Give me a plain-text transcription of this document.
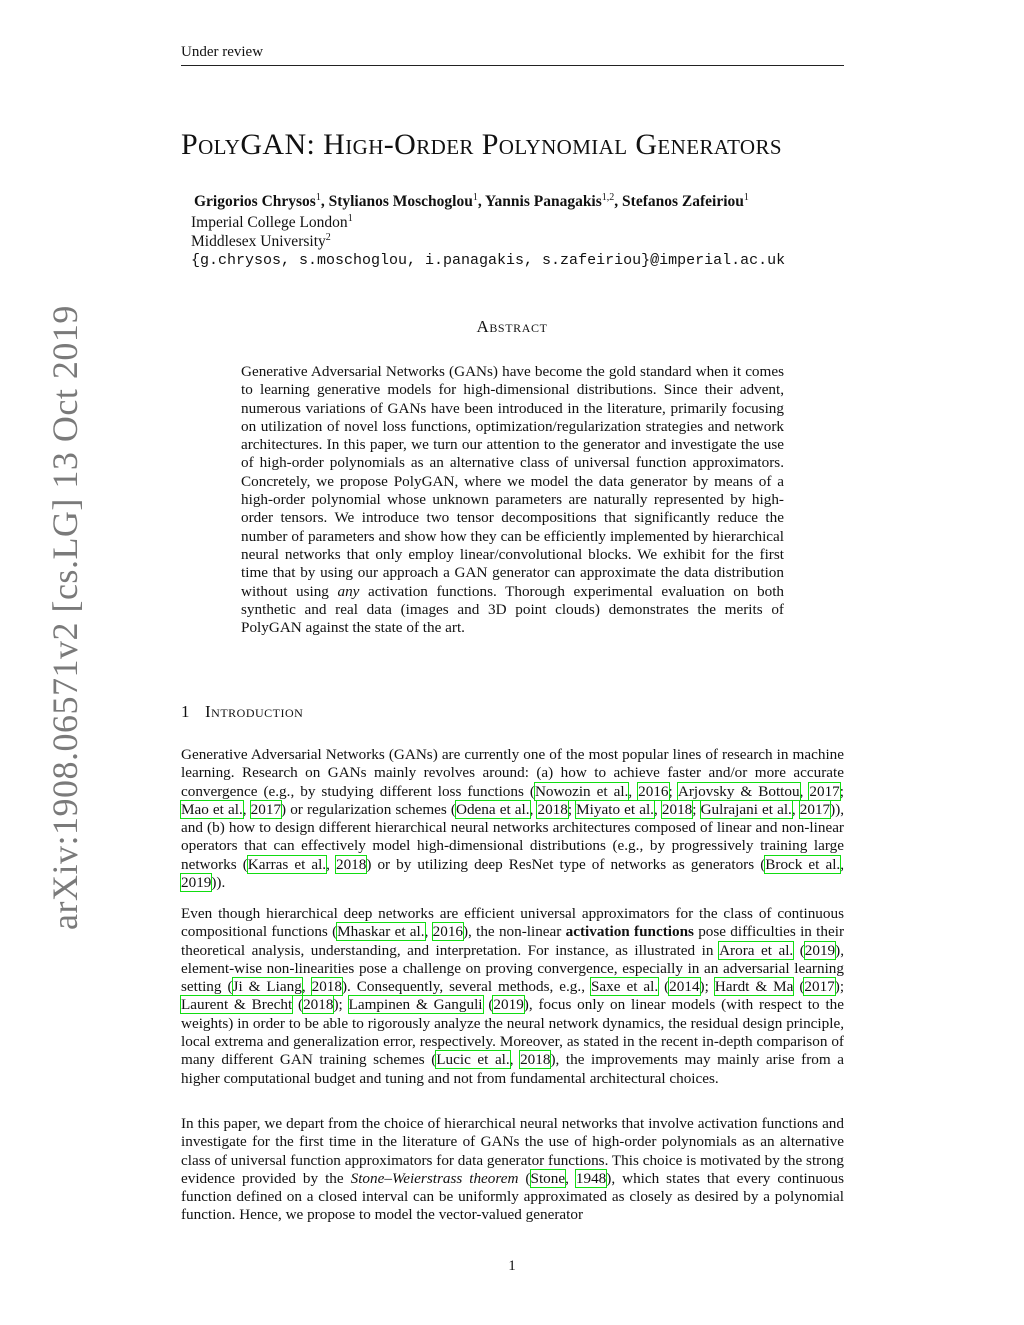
Under review
arXiv:1908.06571v2 [cs.LG] 13 Oct 2019
PolyGAN: High-Order Polynomial Generators
Grigorios Chrysos$^1$, Stylianos Moschoglou$^1$, Yannis Panagakis$^{1,2}$, Stefanos Zafeiriou$^1$
Imperial College London$^1$
Middlesex University$^2$
{g.chrysos, s.moschoglou, i.panagakis, s.zafeiriou}@imperial.ac.uk
Abstract
Generative Adversarial Networks (GANs) have become the gold standard when it comes to learning generative models for high-dimensional distributions. Since their advent, numerous variations of GANs have been introduced in the literature, primarily focusing on utilization of novel loss functions, optimization/regularization strategies and network architectures. In this paper, we turn our attention to the generator and investigate the use of high-order polynomials as an alternative class of universal function approximators. Concretely, we propose PolyGAN, where we model the data generator by means of a high-order polynomial whose unknown parameters are naturally represented by high-order tensors. We introduce two tensor decompositions that significantly reduce the number of parameters and show how they can be efficiently implemented by hierarchical neural networks that only employ linear/convolutional blocks. We exhibit for the first time that by using our approach a GAN generator can approximate the data distribution without using any activation functions. Thorough experimental evaluation on both synthetic and real data (images and 3D point clouds) demonstrates the merits of PolyGAN against the state of the art.
1 Introduction
Generative Adversarial Networks (GANs) are currently one of the most popular lines of research in machine learning. Research on GANs mainly revolves around: (a) how to achieve faster and/or more accurate convergence (e.g., by studying different loss functions (Nowozin et al., 2016; Arjovsky & Bottou, 2017; Mao et al., 2017) or regularization schemes (Odena et al., 2018; Miyato et al., 2018; Gulrajani et al., 2017)), and (b) how to design different hierarchical neural networks architectures composed of linear and non-linear operators that can effectively model high-dimensional distributions (e.g., by progressively training large networks (Karras et al., 2018) or by utilizing deep ResNet type of networks as generators (Brock et al., 2019)).
Even though hierarchical deep networks are efficient universal approximators for the class of continuous compositional functions (Mhaskar et al., 2016), the non-linear activation functions pose difficulties in their theoretical analysis, understanding, and interpretation. For instance, as illustrated in Arora et al. (2019), element-wise non-linearities pose a challenge on proving convergence, especially in an adversarial learning setting (Ji & Liang, 2018). Consequently, several methods, e.g., Saxe et al. (2014); Hardt & Ma (2017); Laurent & Brecht (2018); Lampinen & Ganguli (2019), focus only on linear models (with respect to the weights) in order to be able to rigorously analyze the neural network dynamics, the residual design principle, local extrema and generalization error, respectively. Moreover, as stated in the recent in-depth comparison of many different GAN training schemes (Lucic et al., 2018), the improvements may mainly arise from a higher computational budget and tuning and not from fundamental architectural choices.
In this paper, we depart from the choice of hierarchical neural networks that involve activation functions and investigate for the first time in the literature of GANs the use of high-order polynomials as an alternative class of universal function approximators for data generator functions. This choice is motivated by the strong evidence provided by the Stone–Weierstrass theorem (Stone, 1948), which states that every continuous function defined on a closed interval can be uniformly approximated as closely as desired by a polynomial function. Hence, we propose to model the vector-valued generator
1
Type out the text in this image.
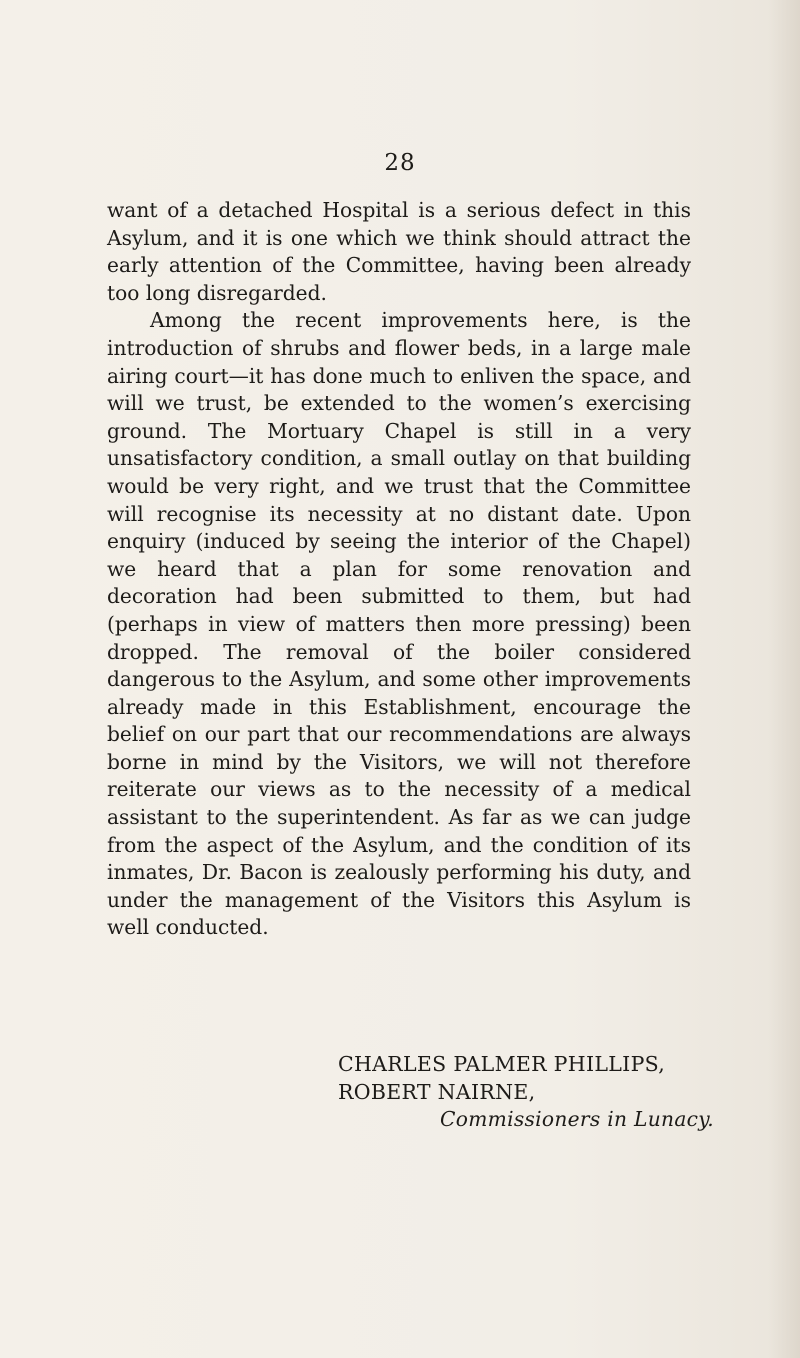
28

want of a detached Hospital is a serious defect in this Asylum, and it is one which we think should attract the early attention of the Committee, having been already too long disregarded.

Among the recent improvements here, is the introduction of shrubs and flower beds, in a large male airing court—it has done much to enliven the space, and will we trust, be extended to the women’s exercising ground. The Mortuary Chapel is still in a very unsatisfactory condition, a small outlay on that building would be very right, and we trust that the Committee will recognise its necessity at no distant date. Upon enquiry (induced by seeing the interior of the Chapel) we heard that a plan for some renovation and decoration had been submitted to them, but had (perhaps in view of matters then more pressing) been dropped. The removal of the boiler considered dangerous to the Asylum, and some other improvements already made in this Establishment, encourage the belief on our part that our recommendations are always borne in mind by the Visitors, we will not therefore reiterate our views as to the necessity of a medical assistant to the superintendent. As far as we can judge from the aspect of the Asylum, and the condition of its inmates, Dr. Bacon is zealously performing his duty, and under the management of the Visitors this Asylum is well conducted.

CHARLES PALMER PHILLIPS,
ROBERT NAIRNE,
Commissioners in Lunacy.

***

Your goal: Looking at the records above, tally the lines holding "text" and reply with that number only.

Answer to the problem: 2